• [Your goal]:
In the listing below, count each line containing "nacimiento" and answer with the count only.

• [Records supplied]:
"""

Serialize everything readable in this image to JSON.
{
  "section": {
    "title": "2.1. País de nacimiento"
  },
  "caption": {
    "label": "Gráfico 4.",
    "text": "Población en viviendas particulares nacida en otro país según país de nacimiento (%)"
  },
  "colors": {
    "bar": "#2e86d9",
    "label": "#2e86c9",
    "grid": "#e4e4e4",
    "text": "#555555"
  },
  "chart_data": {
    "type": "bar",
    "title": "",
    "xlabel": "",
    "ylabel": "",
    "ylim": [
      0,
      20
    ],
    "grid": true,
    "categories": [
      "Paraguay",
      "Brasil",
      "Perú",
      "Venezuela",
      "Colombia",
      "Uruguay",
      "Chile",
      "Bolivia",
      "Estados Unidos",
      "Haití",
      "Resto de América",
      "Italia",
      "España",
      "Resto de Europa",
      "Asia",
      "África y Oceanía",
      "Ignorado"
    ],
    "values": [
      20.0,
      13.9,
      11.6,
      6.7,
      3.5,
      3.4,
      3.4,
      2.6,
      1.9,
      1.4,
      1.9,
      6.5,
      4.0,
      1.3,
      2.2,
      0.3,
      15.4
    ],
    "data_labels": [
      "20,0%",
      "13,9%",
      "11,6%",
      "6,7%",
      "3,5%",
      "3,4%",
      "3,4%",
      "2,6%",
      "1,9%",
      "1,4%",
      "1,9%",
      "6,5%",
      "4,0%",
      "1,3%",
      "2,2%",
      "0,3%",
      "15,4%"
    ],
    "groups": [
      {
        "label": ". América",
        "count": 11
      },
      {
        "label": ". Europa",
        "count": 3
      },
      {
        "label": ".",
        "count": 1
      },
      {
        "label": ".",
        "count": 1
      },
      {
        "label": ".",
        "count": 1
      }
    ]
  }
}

"""

• [Reply to the exercise]:
2